Begin Data in this exercise
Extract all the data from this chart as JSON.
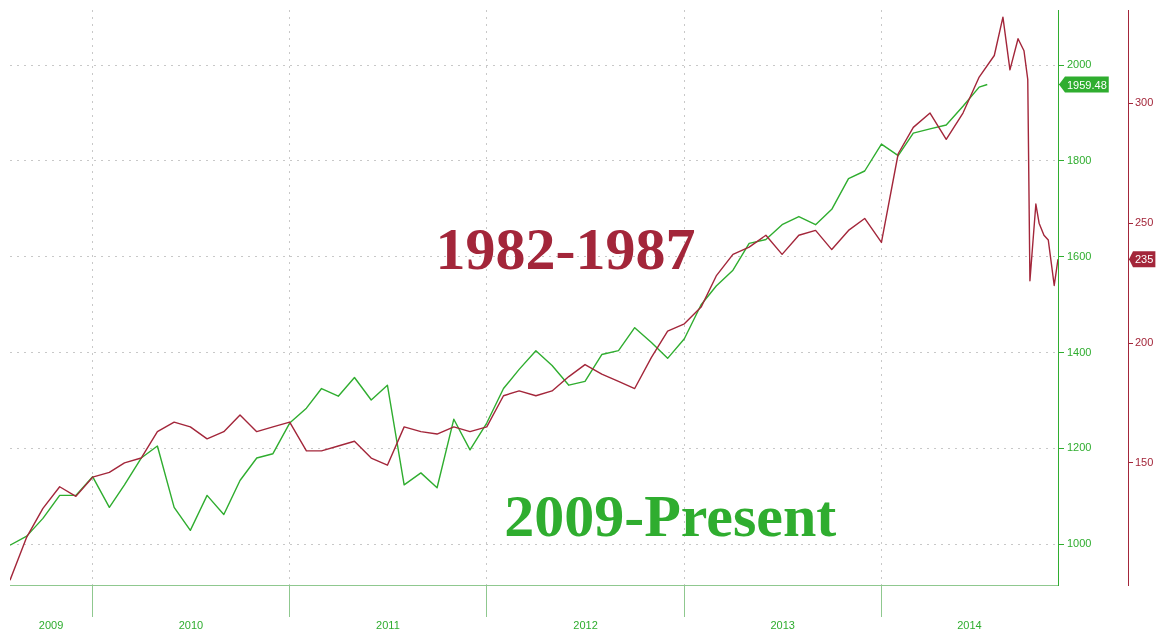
{
  "chart_data": {
    "type": "line",
    "grid": true,
    "marker": "none",
    "xlim": [
      "2009-08-01",
      "2014-11-24"
    ],
    "xticks": [
      {
        "value": "2009-10-16",
        "label": "2009"
      },
      {
        "value": "2010-01-01",
        "label": null
      },
      {
        "value": "2010-07-02",
        "label": "2010"
      },
      {
        "value": "2011-01-01",
        "label": null
      },
      {
        "value": "2011-07-02",
        "label": "2011"
      },
      {
        "value": "2012-01-01",
        "label": null
      },
      {
        "value": "2012-07-02",
        "label": "2012"
      },
      {
        "value": "2013-01-01",
        "label": null
      },
      {
        "value": "2013-07-02",
        "label": "2013"
      },
      {
        "value": "2014-01-01",
        "label": null
      },
      {
        "value": "2014-06-13",
        "label": "2014"
      }
    ],
    "ylim": [
      915,
      2115
    ],
    "yticks": [
      1000,
      1200,
      1400,
      1600,
      1800,
      2000,
      1959.48
    ],
    "y2lim": [
      99,
      339
    ],
    "y2ticks": [
      150,
      200,
      250,
      300,
      235
    ],
    "series": [
      {
        "name": "1982-1987",
        "color": "#a3263a",
        "axis": "y2",
        "x": [
          "2009-08-01",
          "2009-09-01",
          "2009-10-01",
          "2009-11-01",
          "2009-12-01",
          "2010-01-01",
          "2010-02-01",
          "2010-03-01",
          "2010-04-01",
          "2010-05-01",
          "2010-06-01",
          "2010-07-01",
          "2010-08-01",
          "2010-09-01",
          "2010-10-01",
          "2010-11-01",
          "2010-12-01",
          "2011-01-01",
          "2011-02-01",
          "2011-03-01",
          "2011-04-01",
          "2011-05-01",
          "2011-06-01",
          "2011-07-01",
          "2011-08-01",
          "2011-09-01",
          "2011-10-01",
          "2011-11-01",
          "2011-12-01",
          "2012-01-01",
          "2012-02-01",
          "2012-03-01",
          "2012-04-01",
          "2012-05-01",
          "2012-06-01",
          "2012-07-01",
          "2012-08-01",
          "2012-09-01",
          "2012-10-01",
          "2012-11-01",
          "2012-12-01",
          "2013-01-01",
          "2013-02-01",
          "2013-03-01",
          "2013-04-01",
          "2013-05-01",
          "2013-06-01",
          "2013-07-01",
          "2013-08-01",
          "2013-09-01",
          "2013-10-01",
          "2013-11-01",
          "2013-12-01",
          "2014-01-01",
          "2014-02-01",
          "2014-03-01",
          "2014-04-01",
          "2014-05-01",
          "2014-06-01",
          "2014-07-01",
          "2014-07-29",
          "2014-08-14",
          "2014-08-27",
          "2014-09-11",
          "2014-09-22",
          "2014-09-29",
          "2014-10-03",
          "2014-10-14",
          "2014-10-20",
          "2014-10-29",
          "2014-11-06",
          "2014-11-17",
          "2014-11-24"
        ],
        "values": [
          101,
          119,
          131,
          140,
          136,
          144,
          146,
          150,
          152,
          163,
          167,
          165,
          160,
          163,
          170,
          163,
          165,
          167,
          155,
          155,
          157,
          159,
          152,
          149,
          165,
          163,
          162,
          165,
          163,
          165,
          178,
          180,
          178,
          180,
          186,
          191,
          187,
          184,
          181,
          194,
          205,
          208,
          215,
          228,
          237,
          240,
          245,
          237,
          245,
          247,
          239,
          247,
          252,
          242,
          279,
          290,
          296,
          285,
          296,
          311,
          320,
          336,
          314,
          327,
          322,
          310,
          226,
          258,
          250,
          245,
          243,
          224,
          235
        ]
      },
      {
        "name": "2009-Present",
        "color": "#2fad2f",
        "x": [
          "2009-08-01",
          "2009-09-01",
          "2009-10-01",
          "2009-11-01",
          "2009-12-01",
          "2010-01-01",
          "2010-02-01",
          "2010-03-01",
          "2010-04-01",
          "2010-05-01",
          "2010-06-01",
          "2010-07-01",
          "2010-08-01",
          "2010-09-01",
          "2010-10-01",
          "2010-11-01",
          "2010-12-01",
          "2011-01-01",
          "2011-02-01",
          "2011-03-01",
          "2011-04-01",
          "2011-05-01",
          "2011-06-01",
          "2011-07-01",
          "2011-08-01",
          "2011-09-01",
          "2011-10-01",
          "2011-11-01",
          "2011-12-01",
          "2012-01-01",
          "2012-02-01",
          "2012-03-01",
          "2012-04-01",
          "2012-05-01",
          "2012-06-01",
          "2012-07-01",
          "2012-08-01",
          "2012-09-01",
          "2012-10-01",
          "2012-11-01",
          "2012-12-01",
          "2013-01-01",
          "2013-02-01",
          "2013-03-01",
          "2013-04-01",
          "2013-05-01",
          "2013-06-01",
          "2013-07-01",
          "2013-08-01",
          "2013-09-01",
          "2013-10-01",
          "2013-11-01",
          "2013-12-01",
          "2014-01-01",
          "2014-02-01",
          "2014-03-01",
          "2014-04-01",
          "2014-05-01",
          "2014-06-01",
          "2014-07-01",
          "2014-07-16"
        ],
        "values": [
          998,
          1017,
          1054,
          1102,
          1102,
          1141,
          1077,
          1124,
          1180,
          1205,
          1077,
          1029,
          1102,
          1062,
          1133,
          1180,
          1189,
          1253,
          1284,
          1325,
          1309,
          1348,
          1301,
          1332,
          1124,
          1149,
          1118,
          1261,
          1197,
          1253,
          1325,
          1365,
          1404,
          1373,
          1332,
          1340,
          1396,
          1404,
          1452,
          1421,
          1388,
          1429,
          1500,
          1539,
          1572,
          1628,
          1636,
          1667,
          1684,
          1667,
          1699,
          1763,
          1779,
          1835,
          1811,
          1858,
          1867,
          1875,
          1914,
          1954,
          1959.48
        ]
      }
    ]
  }
}
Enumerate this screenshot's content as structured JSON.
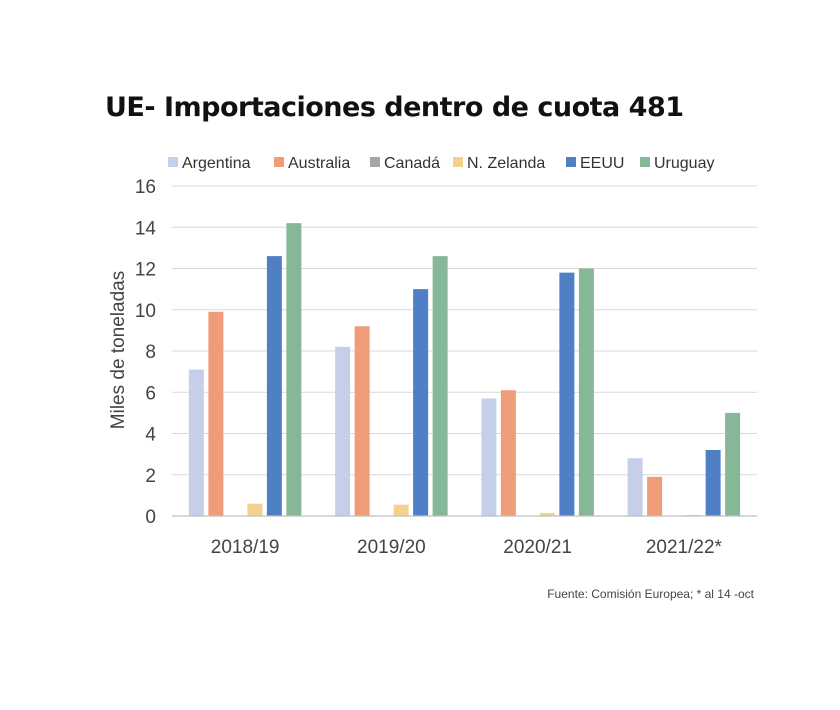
{
  "chart_data": {
    "type": "bar",
    "title": "UE- Importaciones dentro de cuota 481",
    "xlabel": "",
    "ylabel": "Miles de toneladas",
    "ylim": [
      0,
      16
    ],
    "yticks": [
      0,
      2,
      4,
      6,
      8,
      10,
      12,
      14,
      16
    ],
    "grid": true,
    "legend_position": "top",
    "categories": [
      "2018/19",
      "2019/20",
      "2020/21",
      "2021/22*"
    ],
    "series": [
      {
        "name": "Argentina",
        "color": "#c5cfe9",
        "values": [
          7.1,
          8.2,
          5.7,
          2.8
        ]
      },
      {
        "name": "Australia",
        "color": "#f09c79",
        "values": [
          9.9,
          9.2,
          6.1,
          1.9
        ]
      },
      {
        "name": "Canadá",
        "color": "#a6a6a6",
        "values": [
          0,
          0,
          0,
          0
        ]
      },
      {
        "name": "N. Zelanda",
        "color": "#f2d28e",
        "values": [
          0.6,
          0.55,
          0.15,
          0.05
        ]
      },
      {
        "name": "EEUU",
        "color": "#4f7fc4",
        "values": [
          12.6,
          11.0,
          11.8,
          3.2
        ]
      },
      {
        "name": "Uruguay",
        "color": "#86b897",
        "values": [
          14.2,
          12.6,
          12.0,
          5.0
        ]
      }
    ],
    "source": "Fuente: Comisión Europea; * al 14 -oct"
  }
}
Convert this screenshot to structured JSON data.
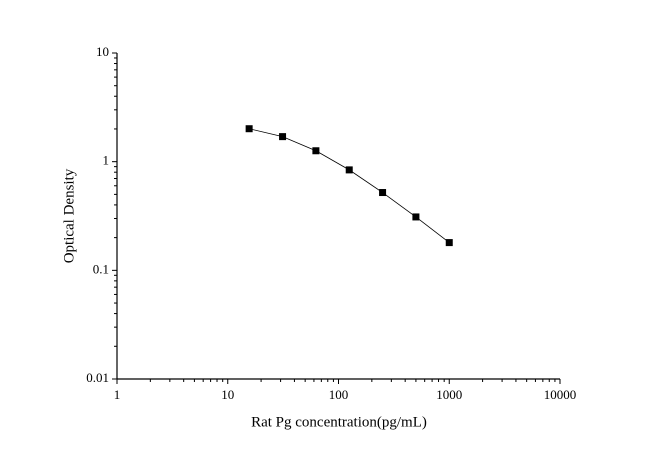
{
  "chart_data": {
    "type": "line",
    "x_label": "Rat Pg concentration(pg/mL)",
    "y_label": "Optical Density",
    "x": [
      15.6,
      31.25,
      62.5,
      125,
      250,
      500,
      1000
    ],
    "values": [
      2.01,
      1.7,
      1.26,
      0.84,
      0.52,
      0.31,
      0.18
    ],
    "color": "#000000",
    "marker": "square",
    "xscale": "log",
    "yscale": "log",
    "xlim": [
      1,
      10000
    ],
    "xticks": [
      1,
      10,
      100,
      1000,
      10000
    ],
    "ylim": [
      0.01,
      10
    ],
    "yticks": [
      0.01,
      0.1,
      1,
      10
    ],
    "grid": false
  }
}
End Data in this exercise
• Exercise objective: Copy out exactly the lines from the one with "Enumerate this screenshot's" through the end of the listing, both ends included, omitting any picture.

• Exercise output:
Enumerate this screenshot's content as structured JSON.
{
  "chart_data": {
    "type": "bar",
    "title": "UE- Importaciones dentro de cuota 481",
    "xlabel": "",
    "ylabel": "Miles de toneladas",
    "ylim": [
      0,
      16
    ],
    "yticks": [
      0,
      2,
      4,
      6,
      8,
      10,
      12,
      14,
      16
    ],
    "grid": true,
    "legend_position": "top",
    "categories": [
      "2018/19",
      "2019/20",
      "2020/21",
      "2021/22*"
    ],
    "series": [
      {
        "name": "Argentina",
        "color": "#c5cfe9",
        "values": [
          7.1,
          8.2,
          5.7,
          2.8
        ]
      },
      {
        "name": "Australia",
        "color": "#f09c79",
        "values": [
          9.9,
          9.2,
          6.1,
          1.9
        ]
      },
      {
        "name": "Canadá",
        "color": "#a6a6a6",
        "values": [
          0,
          0,
          0,
          0
        ]
      },
      {
        "name": "N. Zelanda",
        "color": "#f2d28e",
        "values": [
          0.6,
          0.55,
          0.15,
          0.05
        ]
      },
      {
        "name": "EEUU",
        "color": "#4f7fc4",
        "values": [
          12.6,
          11.0,
          11.8,
          3.2
        ]
      },
      {
        "name": "Uruguay",
        "color": "#86b897",
        "values": [
          14.2,
          12.6,
          12.0,
          5.0
        ]
      }
    ],
    "source": "Fuente: Comisión Europea; * al 14 -oct"
  }
}
Convert this screenshot to structured JSON data.
{
  "chart_data": {
    "type": "line",
    "x_label": "Rat Pg concentration(pg/mL)",
    "y_label": "Optical Density",
    "x": [
      15.6,
      31.25,
      62.5,
      125,
      250,
      500,
      1000
    ],
    "values": [
      2.01,
      1.7,
      1.26,
      0.84,
      0.52,
      0.31,
      0.18
    ],
    "color": "#000000",
    "marker": "square",
    "xscale": "log",
    "yscale": "log",
    "xlim": [
      1,
      10000
    ],
    "xticks": [
      1,
      10,
      100,
      1000,
      10000
    ],
    "ylim": [
      0.01,
      10
    ],
    "yticks": [
      0.01,
      0.1,
      1,
      10
    ],
    "grid": false
  }
}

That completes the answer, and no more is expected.